SHORT EXERCISE
Filter the records below for the word "every". Copy each line that holds it.

EXTRACTED MATERIAL
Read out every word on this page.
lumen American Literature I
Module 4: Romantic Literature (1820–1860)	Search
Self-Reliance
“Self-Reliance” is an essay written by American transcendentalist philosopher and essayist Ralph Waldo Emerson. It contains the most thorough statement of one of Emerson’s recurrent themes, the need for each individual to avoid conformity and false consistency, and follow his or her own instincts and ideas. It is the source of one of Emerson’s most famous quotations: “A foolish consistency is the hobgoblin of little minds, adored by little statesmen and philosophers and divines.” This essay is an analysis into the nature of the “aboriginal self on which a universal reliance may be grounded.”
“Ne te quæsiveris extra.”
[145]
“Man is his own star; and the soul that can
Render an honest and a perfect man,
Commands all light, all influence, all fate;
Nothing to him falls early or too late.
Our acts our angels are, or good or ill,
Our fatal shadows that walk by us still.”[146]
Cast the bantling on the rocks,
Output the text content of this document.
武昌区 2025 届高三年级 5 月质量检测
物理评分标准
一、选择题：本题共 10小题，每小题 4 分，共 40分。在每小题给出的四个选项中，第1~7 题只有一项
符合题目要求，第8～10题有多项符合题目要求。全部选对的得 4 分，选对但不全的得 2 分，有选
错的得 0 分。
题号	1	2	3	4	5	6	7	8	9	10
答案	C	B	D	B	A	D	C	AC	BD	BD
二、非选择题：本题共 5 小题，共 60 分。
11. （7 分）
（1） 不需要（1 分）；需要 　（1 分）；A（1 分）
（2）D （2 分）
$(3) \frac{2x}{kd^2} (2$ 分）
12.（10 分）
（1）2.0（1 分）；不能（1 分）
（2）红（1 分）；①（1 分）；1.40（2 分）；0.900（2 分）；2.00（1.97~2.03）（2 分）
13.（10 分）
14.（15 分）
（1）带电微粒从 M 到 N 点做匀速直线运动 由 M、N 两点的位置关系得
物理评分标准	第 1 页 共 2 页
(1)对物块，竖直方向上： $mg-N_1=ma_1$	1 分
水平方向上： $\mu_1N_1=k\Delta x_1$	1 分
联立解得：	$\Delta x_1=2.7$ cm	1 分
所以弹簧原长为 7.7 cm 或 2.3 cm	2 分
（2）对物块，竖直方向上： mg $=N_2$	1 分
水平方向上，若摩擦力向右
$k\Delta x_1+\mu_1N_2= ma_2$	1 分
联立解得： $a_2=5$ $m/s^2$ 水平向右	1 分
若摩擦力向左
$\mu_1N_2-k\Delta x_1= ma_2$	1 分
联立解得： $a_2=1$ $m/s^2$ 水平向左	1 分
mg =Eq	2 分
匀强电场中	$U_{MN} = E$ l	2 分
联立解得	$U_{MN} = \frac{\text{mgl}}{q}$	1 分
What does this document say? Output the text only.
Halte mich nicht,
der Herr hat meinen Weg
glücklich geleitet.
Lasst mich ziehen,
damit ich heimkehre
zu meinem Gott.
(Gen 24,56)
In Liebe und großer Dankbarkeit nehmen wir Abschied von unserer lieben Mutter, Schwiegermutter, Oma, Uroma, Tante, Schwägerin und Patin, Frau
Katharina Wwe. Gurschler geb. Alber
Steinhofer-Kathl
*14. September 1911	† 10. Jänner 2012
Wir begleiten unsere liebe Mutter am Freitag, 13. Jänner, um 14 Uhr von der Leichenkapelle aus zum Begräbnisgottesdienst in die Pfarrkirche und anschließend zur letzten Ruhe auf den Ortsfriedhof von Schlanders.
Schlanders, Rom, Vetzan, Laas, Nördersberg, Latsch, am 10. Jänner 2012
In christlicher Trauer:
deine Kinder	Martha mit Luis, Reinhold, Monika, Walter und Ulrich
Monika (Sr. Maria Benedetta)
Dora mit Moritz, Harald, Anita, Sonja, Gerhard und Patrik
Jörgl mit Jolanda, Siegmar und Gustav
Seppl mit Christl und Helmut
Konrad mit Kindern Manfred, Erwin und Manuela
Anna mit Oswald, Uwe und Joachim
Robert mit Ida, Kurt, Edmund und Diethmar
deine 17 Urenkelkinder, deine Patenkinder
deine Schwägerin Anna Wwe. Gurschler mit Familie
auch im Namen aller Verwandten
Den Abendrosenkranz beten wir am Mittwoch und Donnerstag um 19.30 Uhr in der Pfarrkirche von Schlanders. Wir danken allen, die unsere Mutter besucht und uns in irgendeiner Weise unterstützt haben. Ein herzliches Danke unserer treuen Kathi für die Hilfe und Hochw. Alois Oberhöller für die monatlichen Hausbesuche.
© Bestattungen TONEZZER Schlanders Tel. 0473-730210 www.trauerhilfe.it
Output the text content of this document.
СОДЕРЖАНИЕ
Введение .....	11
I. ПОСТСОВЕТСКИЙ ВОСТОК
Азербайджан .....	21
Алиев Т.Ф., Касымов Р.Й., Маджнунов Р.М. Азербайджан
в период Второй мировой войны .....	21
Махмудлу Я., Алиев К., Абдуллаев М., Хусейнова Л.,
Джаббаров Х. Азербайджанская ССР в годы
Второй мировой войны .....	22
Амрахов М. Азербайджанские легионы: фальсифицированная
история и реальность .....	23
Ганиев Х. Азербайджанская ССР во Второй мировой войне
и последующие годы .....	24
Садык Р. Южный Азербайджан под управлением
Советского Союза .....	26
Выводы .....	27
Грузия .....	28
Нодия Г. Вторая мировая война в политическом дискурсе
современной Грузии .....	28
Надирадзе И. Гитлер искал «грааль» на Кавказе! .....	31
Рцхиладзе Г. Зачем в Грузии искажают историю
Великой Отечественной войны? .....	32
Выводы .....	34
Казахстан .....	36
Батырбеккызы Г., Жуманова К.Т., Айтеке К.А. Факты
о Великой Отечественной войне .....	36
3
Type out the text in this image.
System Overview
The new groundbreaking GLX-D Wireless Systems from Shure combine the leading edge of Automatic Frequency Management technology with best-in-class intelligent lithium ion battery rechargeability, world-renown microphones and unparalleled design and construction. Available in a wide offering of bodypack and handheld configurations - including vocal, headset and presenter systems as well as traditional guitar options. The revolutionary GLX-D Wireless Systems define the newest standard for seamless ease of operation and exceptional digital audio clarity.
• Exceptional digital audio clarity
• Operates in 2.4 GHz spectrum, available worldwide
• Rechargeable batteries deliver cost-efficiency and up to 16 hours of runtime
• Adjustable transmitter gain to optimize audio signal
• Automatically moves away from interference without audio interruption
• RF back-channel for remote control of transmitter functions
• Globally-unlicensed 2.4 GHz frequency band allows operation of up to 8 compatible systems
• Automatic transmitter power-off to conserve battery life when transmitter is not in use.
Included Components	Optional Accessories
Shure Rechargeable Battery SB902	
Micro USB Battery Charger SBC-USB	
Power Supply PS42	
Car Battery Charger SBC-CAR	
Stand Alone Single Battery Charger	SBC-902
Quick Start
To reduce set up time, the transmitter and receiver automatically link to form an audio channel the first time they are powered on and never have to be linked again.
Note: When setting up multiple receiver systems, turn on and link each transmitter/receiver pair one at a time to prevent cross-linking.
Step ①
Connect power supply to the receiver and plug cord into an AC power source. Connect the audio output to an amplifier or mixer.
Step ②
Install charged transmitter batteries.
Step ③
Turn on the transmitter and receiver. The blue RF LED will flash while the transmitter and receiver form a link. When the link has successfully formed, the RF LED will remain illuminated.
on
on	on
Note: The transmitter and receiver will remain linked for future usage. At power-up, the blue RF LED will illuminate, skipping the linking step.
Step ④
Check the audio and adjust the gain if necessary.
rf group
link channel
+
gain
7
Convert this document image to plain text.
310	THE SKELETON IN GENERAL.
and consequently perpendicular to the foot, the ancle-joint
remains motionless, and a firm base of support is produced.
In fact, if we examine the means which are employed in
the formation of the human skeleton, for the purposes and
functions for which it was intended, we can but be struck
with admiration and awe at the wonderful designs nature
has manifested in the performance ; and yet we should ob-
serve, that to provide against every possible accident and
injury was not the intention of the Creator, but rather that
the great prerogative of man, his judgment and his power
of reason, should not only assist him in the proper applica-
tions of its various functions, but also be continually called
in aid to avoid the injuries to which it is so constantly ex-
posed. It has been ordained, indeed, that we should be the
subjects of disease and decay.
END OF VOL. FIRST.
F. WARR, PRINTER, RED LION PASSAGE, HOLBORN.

WRITTEN ANSWER
Read out every word on this page.
serve, that to provide against every possible accident and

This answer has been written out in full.